= EXERCISE DIRECTIONS =
In the entries, find all lines that hold the word "participants" and copy them.

[Records contained in a dataset]
* * *

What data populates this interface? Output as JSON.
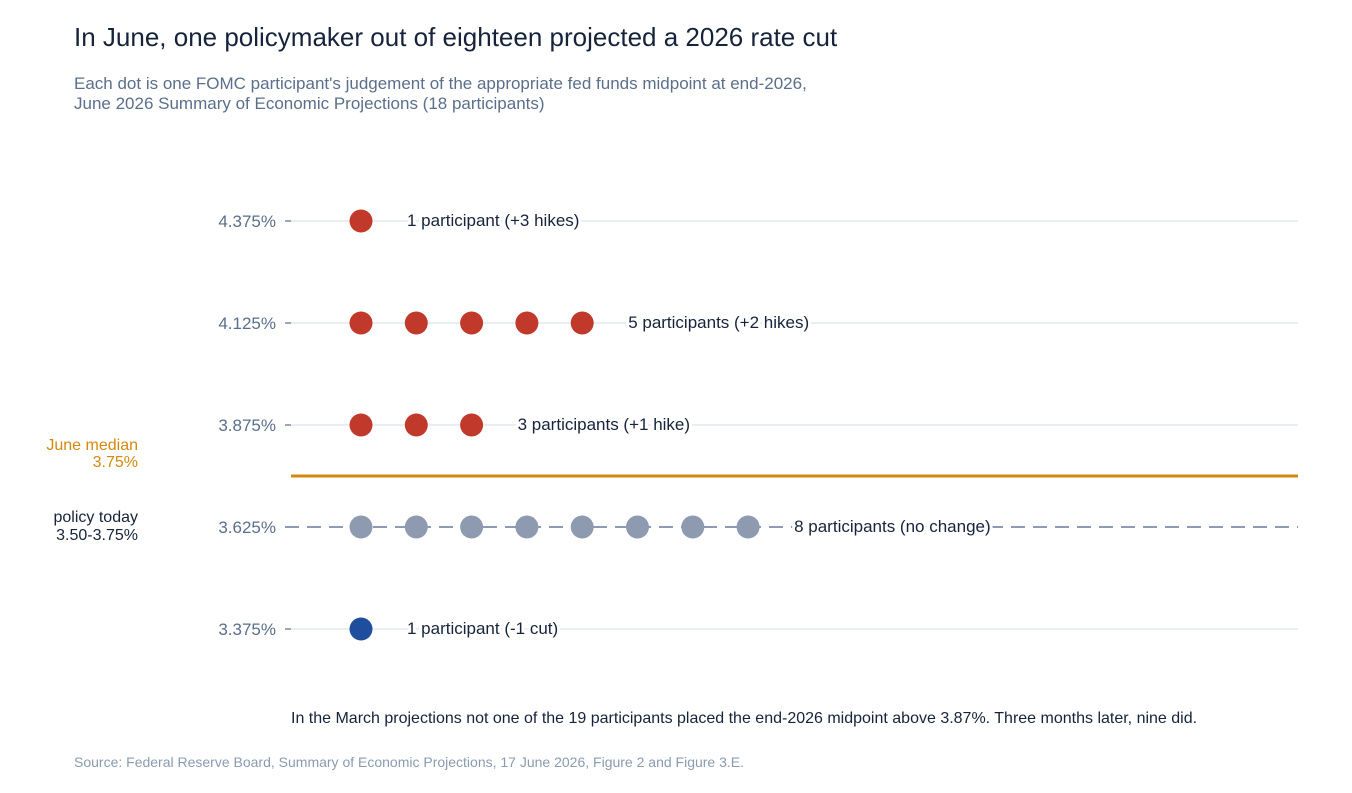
{
  "header": {
    "title": "In June, one policymaker out of eighteen projected a 2026 rate cut",
    "subtitle_line1": "Each dot is one FOMC participant's judgement of the appropriate fed funds midpoint at end-2026,",
    "subtitle_line2": "June 2026 Summary of Economic Projections (18 participants)"
  },
  "footer": {
    "source": "Source: Federal Reserve Board, Summary of Economic Projections, 17 June 2026, Figure 2 and Figure 3.E."
  },
  "chart_data": {
    "type": "scatter",
    "title": "In June, one policymaker out of eighteen projected a 2026 rate cut",
    "xlabel": "",
    "ylabel": "",
    "y_ticks": [
      "4.375%",
      "4.125%",
      "3.875%",
      "3.625%",
      "3.375%"
    ],
    "rows": [
      {
        "rate": 4.375,
        "tick": "4.375%",
        "count": 1,
        "label": "1 participant  (+3 hikes)",
        "category": "hike"
      },
      {
        "rate": 4.125,
        "tick": "4.125%",
        "count": 5,
        "label": "5 participants  (+2 hikes)",
        "category": "hike"
      },
      {
        "rate": 3.875,
        "tick": "3.875%",
        "count": 3,
        "label": "3 participants  (+1 hike)",
        "category": "hike"
      },
      {
        "rate": 3.625,
        "tick": "3.625%",
        "count": 8,
        "label": "8 participants  (no change)",
        "category": "hold"
      },
      {
        "rate": 3.375,
        "tick": "3.375%",
        "count": 1,
        "label": "1 participant  (-1 cut)",
        "category": "cut"
      }
    ],
    "median": {
      "value": 3.75,
      "label_line1": "June median",
      "label_line2": "3.75%"
    },
    "policy_today": {
      "value": 3.625,
      "label_line1": "policy today",
      "label_line2": "3.50-3.75%"
    },
    "annotation": "In the March projections not one of the 19 participants placed the end-2026 midpoint above 3.87%. Three months later, nine did.",
    "grid": true,
    "colors": {
      "hike": "#c0392b",
      "hold": "#8d9ab0",
      "cut": "#1f4e9c",
      "median": "#d4880e",
      "grid": "#dde2ea",
      "policy_line": "#8d9ab0",
      "tick_text": "#5b6f8a",
      "label_text": "#16233a",
      "median_text": "#d4880e"
    }
  }
}
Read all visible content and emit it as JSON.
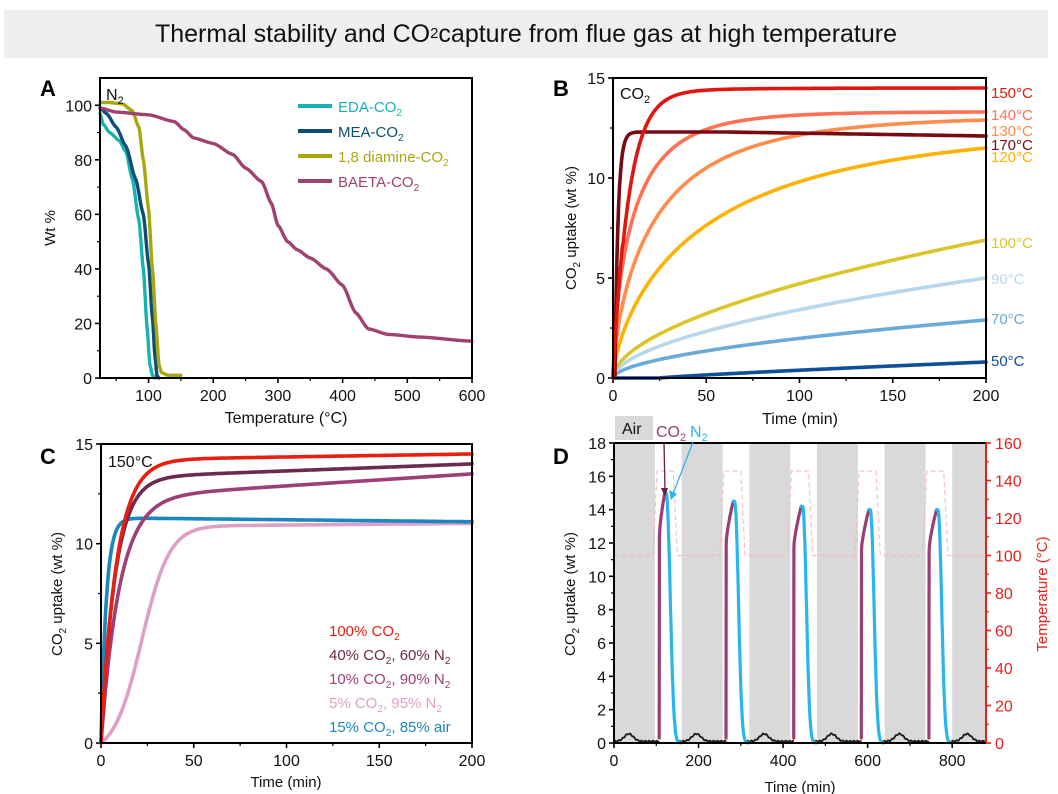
{
  "page_title": {
    "pre": "Thermal stability and CO",
    "sub": "2",
    "post": " capture from flue gas at high temperature"
  },
  "chart_data": [
    {
      "panel": "A",
      "type": "line",
      "annotation": {
        "text": "N",
        "sub": "2"
      },
      "xlabel": "Temperature (°C)",
      "ylabel": "Wt %",
      "xlim": [
        25,
        600
      ],
      "ylim": [
        0,
        110
      ],
      "xticks": [
        100,
        200,
        300,
        400,
        500,
        600
      ],
      "yticks": [
        0,
        20,
        40,
        60,
        80,
        100
      ],
      "legend_position": "top-right",
      "series": [
        {
          "name": "EDA-CO",
          "sub": "2",
          "color": "#17b3b3",
          "x": [
            25,
            30,
            40,
            55,
            65,
            75,
            85,
            92,
            98,
            102,
            106,
            110
          ],
          "y": [
            97,
            93,
            90,
            87,
            83,
            73,
            58,
            40,
            18,
            5,
            1,
            0
          ]
        },
        {
          "name": "MEA-CO",
          "sub": "2",
          "color": "#0e4e75",
          "x": [
            25,
            35,
            50,
            65,
            80,
            92,
            100,
            106,
            110,
            113,
            116
          ],
          "y": [
            99,
            97,
            92,
            85,
            73,
            60,
            42,
            22,
            8,
            1,
            0
          ]
        },
        {
          "name": "1,8 diamine-CO",
          "sub": "2",
          "color": "#a8a80e",
          "x": [
            25,
            40,
            60,
            75,
            85,
            92,
            100,
            106,
            112,
            116,
            120,
            130,
            150
          ],
          "y": [
            101,
            101,
            100.5,
            98,
            92,
            80,
            62,
            40,
            18,
            5,
            2,
            1,
            1
          ]
        },
        {
          "name": "BAETA-CO",
          "sub": "2",
          "color": "#a0426f",
          "x": [
            25,
            50,
            100,
            140,
            155,
            170,
            200,
            230,
            250,
            275,
            290,
            300,
            315,
            330,
            350,
            375,
            400,
            420,
            440,
            470,
            520,
            600
          ],
          "y": [
            99,
            97.5,
            96.5,
            94,
            91,
            88,
            86,
            82,
            77,
            72,
            64,
            56,
            50,
            47,
            44,
            40,
            34,
            24,
            18,
            16,
            15,
            13.5
          ]
        }
      ]
    },
    {
      "panel": "B",
      "type": "line",
      "annotation": {
        "text": "CO",
        "sub": "2"
      },
      "xlabel": "Time (min)",
      "ylabel": "CO2 uptake (wt %)",
      "xlim": [
        0,
        200
      ],
      "ylim": [
        0,
        15
      ],
      "xticks": [
        0,
        50,
        100,
        150,
        200
      ],
      "yticks": [
        0,
        5,
        10,
        15
      ],
      "legend_position": "right-outside",
      "series": [
        {
          "name": "150°C",
          "color": "#e0170e",
          "plateau": 14.5,
          "model": "exp",
          "k": 0.12,
          "end": 14.5,
          "label_y": 14.3
        },
        {
          "name": "140°C",
          "color": "#ff7055",
          "model": "sat",
          "end": 13.3,
          "tau": 12,
          "label_y": 13.2
        },
        {
          "name": "130°C",
          "color": "#ff8c4a",
          "model": "sat",
          "end": 12.9,
          "tau": 25,
          "label_y": 12.4
        },
        {
          "name": "170°C",
          "color": "#7a0a12",
          "model": "exp_decay",
          "end": 12.1,
          "peak": 12.3,
          "label_y": 11.7
        },
        {
          "name": "120°C",
          "color": "#ffb000",
          "model": "sat",
          "end": 11.5,
          "tau": 55,
          "label_y": 11.1
        },
        {
          "name": "100°C",
          "color": "#dcc52a",
          "model": "pow",
          "end": 6.9,
          "label_y": 6.8
        },
        {
          "name": "90°C",
          "color": "#b8d7ec",
          "model": "pow",
          "end": 5.0,
          "label_y": 5.0
        },
        {
          "name": "70°C",
          "color": "#6aaad6",
          "model": "pow",
          "end": 2.9,
          "label_y": 3.0
        },
        {
          "name": "50°C",
          "color": "#0f4f9a",
          "model": "lin",
          "start_x": 25,
          "end": 0.8,
          "label_y": 0.9
        }
      ]
    },
    {
      "panel": "C",
      "type": "line",
      "annotation": {
        "text": "150°C"
      },
      "xlabel": "Time (min)",
      "ylabel": "CO2 uptake (wt %)",
      "xlim": [
        0,
        200
      ],
      "ylim": [
        0,
        15
      ],
      "xticks": [
        0,
        50,
        100,
        150,
        200
      ],
      "yticks": [
        0,
        5,
        10,
        15
      ],
      "legend_position": "bottom-right",
      "series": [
        {
          "name": "100% CO",
          "sub": "2",
          "color": "#e81e0e",
          "tail": "",
          "plateau": 14.2,
          "end": 14.5,
          "k": 0.12
        },
        {
          "name": "40% CO",
          "sub": "2",
          "color": "#6b2a4e",
          "tail": ", 60% N",
          "tail_sub": "2",
          "plateau": 13.3,
          "end": 14.0,
          "k": 0.13
        },
        {
          "name": "10% CO",
          "sub": "2",
          "color": "#9e3f78",
          "tail": ", 90% N",
          "tail_sub": "2",
          "plateau": 12.3,
          "end": 13.5,
          "k": 0.1
        },
        {
          "name": "5% CO",
          "sub": "2",
          "color": "#dea0c6",
          "tail": ", 95% N",
          "tail_sub": "2",
          "plateau": 11.5,
          "end": 11.6,
          "sigmoid": true
        },
        {
          "name": "15% CO",
          "sub": "2",
          "color": "#1b87c0",
          "tail": ", 85% air",
          "plateau": 11.3,
          "end": 11.1,
          "k": 0.35
        }
      ]
    },
    {
      "panel": "D",
      "type": "line",
      "xlabel": "Time (min)",
      "ylabel": "CO2 uptake (wt %)",
      "y2label": "Temperature (°C)",
      "xlim": [
        0,
        880
      ],
      "ylim": [
        0,
        18
      ],
      "y2lim": [
        0,
        160
      ],
      "xticks": [
        0,
        200,
        400,
        600,
        800
      ],
      "yticks": [
        0,
        2,
        4,
        6,
        8,
        10,
        12,
        14,
        16,
        18
      ],
      "y2ticks": [
        0,
        20,
        40,
        60,
        80,
        100,
        120,
        140,
        160
      ],
      "legend": {
        "air": "Air",
        "co2": "CO",
        "co2_sub": "2",
        "n2": "N",
        "n2_sub": "2"
      },
      "air_bands": [
        [
          0,
          97
        ],
        [
          160,
          257
        ],
        [
          320,
          417
        ],
        [
          480,
          577
        ],
        [
          640,
          737
        ],
        [
          800,
          880
        ]
      ],
      "cycles": [
        {
          "co2_start": 107,
          "co2_end": 120,
          "peak": 15.0,
          "n2_end": 155
        },
        {
          "co2_start": 265,
          "co2_end": 282,
          "peak": 14.5,
          "n2_end": 315
        },
        {
          "co2_start": 425,
          "co2_end": 443,
          "peak": 14.2,
          "n2_end": 475
        },
        {
          "co2_start": 585,
          "co2_end": 603,
          "peak": 14.0,
          "n2_end": 635
        },
        {
          "co2_start": 745,
          "co2_end": 763,
          "peak": 14.0,
          "n2_end": 795
        }
      ],
      "colors": {
        "co2": "#9a3d73",
        "n2": "#29b5f0",
        "air": "#1a1a1a",
        "temp": "#e8201a",
        "band": "#d9d9d9"
      }
    }
  ]
}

* * *

= OUTPUT FOR THIS TASK =
    "subtitle_line2": "June 2026 Summary of Economic Projections (18 participants)"
        "label": "5 participants  (+2 hikes)",
        "label": "3 participants  (+1 hike)",
        "label": "8 participants  (no change)",
    "annotation": "In the March projections not one of the 19 participants placed the end-2026 midpoint above 3.87%. Three months later, nine did.",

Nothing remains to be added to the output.